Work to complete ▸ Copy the listing below in full and skip every picture.

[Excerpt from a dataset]
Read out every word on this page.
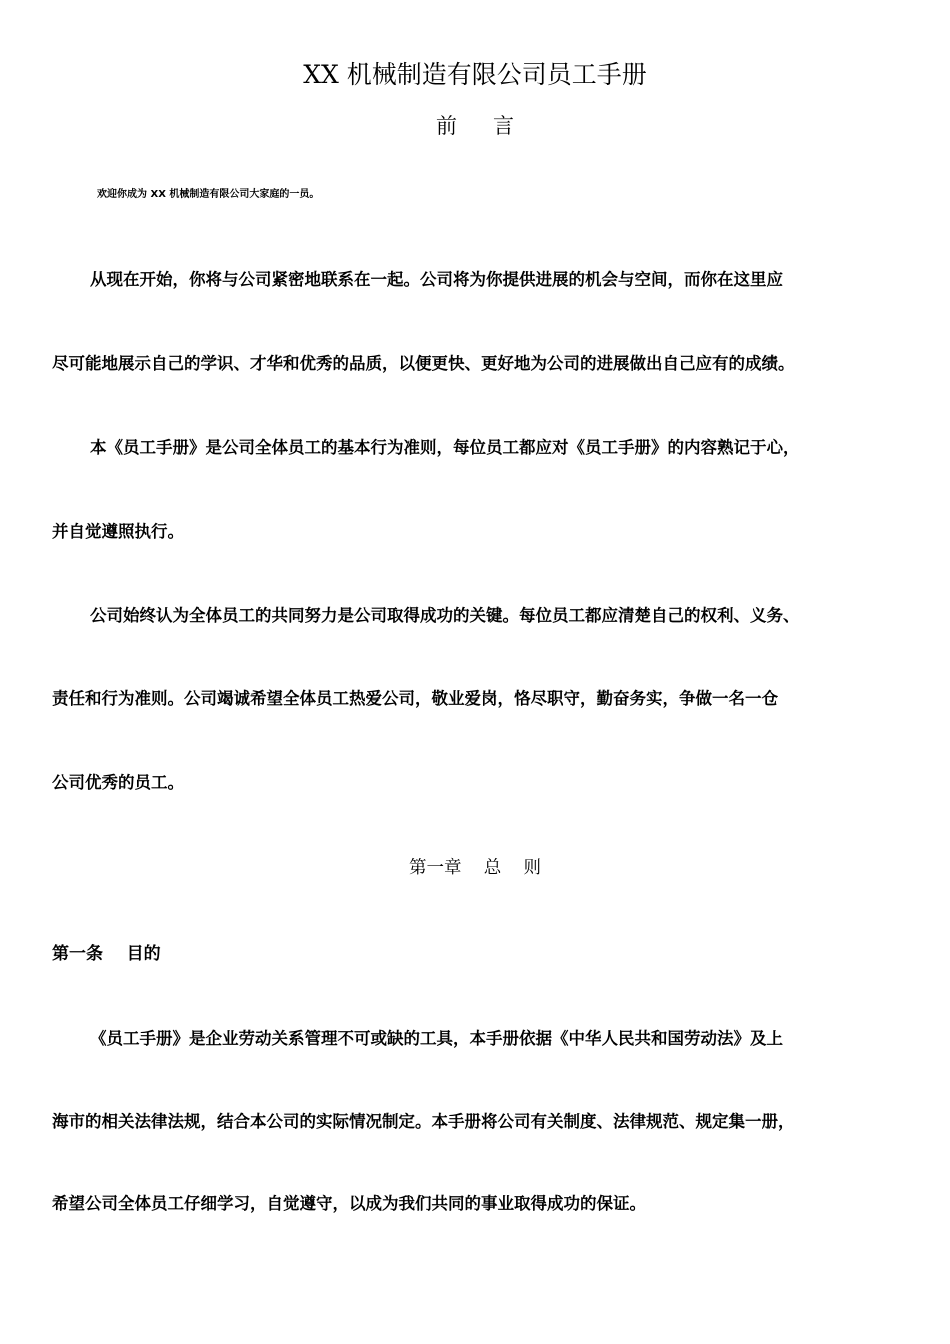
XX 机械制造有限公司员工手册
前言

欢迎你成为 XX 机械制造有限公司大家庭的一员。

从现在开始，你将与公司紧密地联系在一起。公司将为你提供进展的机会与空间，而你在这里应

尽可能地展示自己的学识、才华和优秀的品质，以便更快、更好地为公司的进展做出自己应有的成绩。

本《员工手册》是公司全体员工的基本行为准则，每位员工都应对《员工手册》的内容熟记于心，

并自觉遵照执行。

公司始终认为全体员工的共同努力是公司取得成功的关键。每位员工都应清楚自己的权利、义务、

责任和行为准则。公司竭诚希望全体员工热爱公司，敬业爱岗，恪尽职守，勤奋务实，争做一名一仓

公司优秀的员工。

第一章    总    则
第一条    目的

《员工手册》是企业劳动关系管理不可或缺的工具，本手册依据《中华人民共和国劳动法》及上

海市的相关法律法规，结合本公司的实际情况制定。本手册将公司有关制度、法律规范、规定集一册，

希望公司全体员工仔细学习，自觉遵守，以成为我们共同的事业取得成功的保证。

Output below ▸
Read out every word on this page.
XX 机械制造有限公司员工手册
前言

欢迎你成为 XX 机械制造有限公司大家庭的一员。

从现在开始，你将与公司紧密地联系在一起。公司将为你提供进展的机会与空间，而你在这里应

尽可能地展示自己的学识、才华和优秀的品质，以便更快、更好地为公司的进展做出自己应有的成绩。

本《员工手册》是公司全体员工的基本行为准则，每位员工都应对《员工手册》的内容熟记于心，

并自觉遵照执行。

公司始终认为全体员工的共同努力是公司取得成功的关键。每位员工都应清楚自己的权利、义务、

责任和行为准则。公司竭诚希望全体员工热爱公司，敬业爱岗，恪尽职守，勤奋务实，争做一名一仓

公司优秀的员工。

第一章    总    则
第一条    目的

《员工手册》是企业劳动关系管理不可或缺的工具，本手册依据《中华人民共和国劳动法》及上

海市的相关法律法规，结合本公司的实际情况制定。本手册将公司有关制度、法律规范、规定集一册，

希望公司全体员工仔细学习，自觉遵守，以成为我们共同的事业取得成功的保证。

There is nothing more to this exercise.